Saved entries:

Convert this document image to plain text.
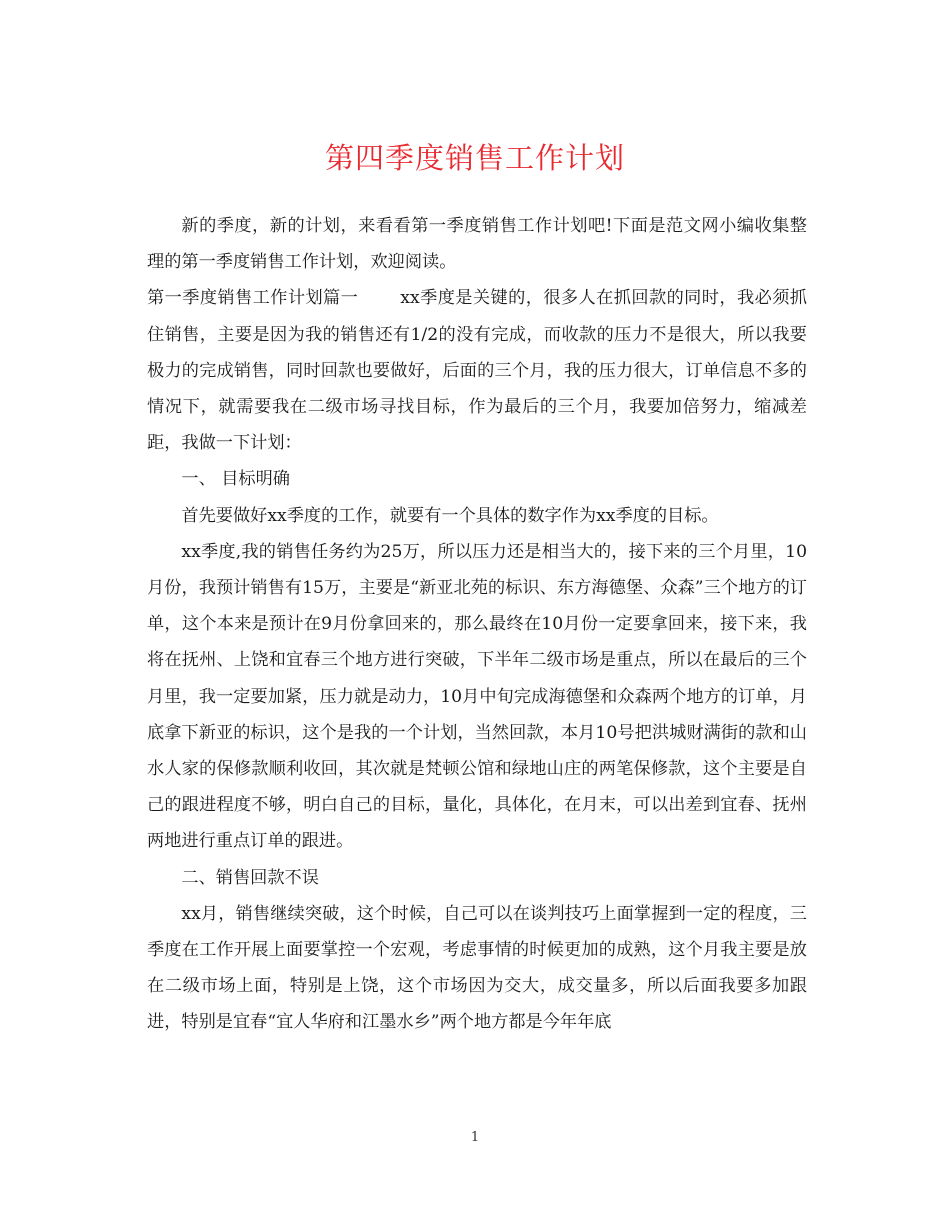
第四季度销售工作计划

新的季度，新的计划，来看看第一季度销售工作计划吧!下面是范文网小编收集整理的第一季度销售工作计划，欢迎阅读。

第一季度销售工作计划篇一 xx季度是关键的，很多人在抓回款的同时，我必须抓住销售，主要是因为我的销售还有1/2的没有完成，而收款的压力不是很大，所以我要极力的完成销售，同时回款也要做好，后面的三个月，我的压力很大，订单信息不多的情况下，就需要我在二级市场寻找目标，作为最后的三个月，我要加倍努力，缩减差距，我做一下计划：

一、 目标明确

首先要做好xx季度的工作，就要有一个具体的数字作为xx季度的目标。

xx季度,我的销售任务约为25万，所以压力还是相当大的，接下来的三个月里，10月份，我预计销售有15万，主要是“新亚北苑的标识、东方海德堡、众森”三个地方的订单，这个本来是预计在9月份拿回来的，那么最终在10月份一定要拿回来，接下来，我将在抚州、上饶和宜春三个地方进行突破，下半年二级市场是重点，所以在最后的三个月里，我一定要加紧，压力就是动力，10月中旬完成海德堡和众森两个地方的订单，月底拿下新亚的标识，这个是我的一个计划，当然回款，本月10号把洪城财满街的款和山水人家的保修款顺利收回，其次就是梵顿公馆和绿地山庄的两笔保修款，这个主要是自己的跟进程度不够，明白自己的目标，量化，具体化，在月末，可以出差到宜春、抚州两地进行重点订单的跟进。

二、销售回款不误

xx月，销售继续突破，这个时候，自己可以在谈判技巧上面掌握到一定的程度，三季度在工作开展上面要掌控一个宏观，考虑事情的时候更加的成熟，这个月我主要是放在二级市场上面，特别是上饶，这个市场因为交大，成交量多，所以后面我要多加跟进，特别是宜春“宜人华府和江墨水乡”两个地方都是今年年底

1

Exercise objective | Reproduce each line exactly, please, except for any pictures.

Exercise result |
Convert this document image to plain text.
第四季度销售工作计划

新的季度，新的计划，来看看第一季度销售工作计划吧!下面是范文网小编收集整理的第一季度销售工作计划，欢迎阅读。

第一季度销售工作计划篇一 xx季度是关键的，很多人在抓回款的同时，我必须抓住销售，主要是因为我的销售还有1/2的没有完成，而收款的压力不是很大，所以我要极力的完成销售，同时回款也要做好，后面的三个月，我的压力很大，订单信息不多的情况下，就需要我在二级市场寻找目标，作为最后的三个月，我要加倍努力，缩减差距，我做一下计划：

一、 目标明确

首先要做好xx季度的工作，就要有一个具体的数字作为xx季度的目标。

xx季度,我的销售任务约为25万，所以压力还是相当大的，接下来的三个月里，10月份，我预计销售有15万，主要是“新亚北苑的标识、东方海德堡、众森”三个地方的订单，这个本来是预计在9月份拿回来的，那么最终在10月份一定要拿回来，接下来，我将在抚州、上饶和宜春三个地方进行突破，下半年二级市场是重点，所以在最后的三个月里，我一定要加紧，压力就是动力，10月中旬完成海德堡和众森两个地方的订单，月底拿下新亚的标识，这个是我的一个计划，当然回款，本月10号把洪城财满街的款和山水人家的保修款顺利收回，其次就是梵顿公馆和绿地山庄的两笔保修款，这个主要是自己的跟进程度不够，明白自己的目标，量化，具体化，在月末，可以出差到宜春、抚州两地进行重点订单的跟进。

二、销售回款不误

xx月，销售继续突破，这个时候，自己可以在谈判技巧上面掌握到一定的程度，三季度在工作开展上面要掌控一个宏观，考虑事情的时候更加的成熟，这个月我主要是放在二级市场上面，特别是上饶，这个市场因为交大，成交量多，所以后面我要多加跟进，特别是宜春“宜人华府和江墨水乡”两个地方都是今年年底

1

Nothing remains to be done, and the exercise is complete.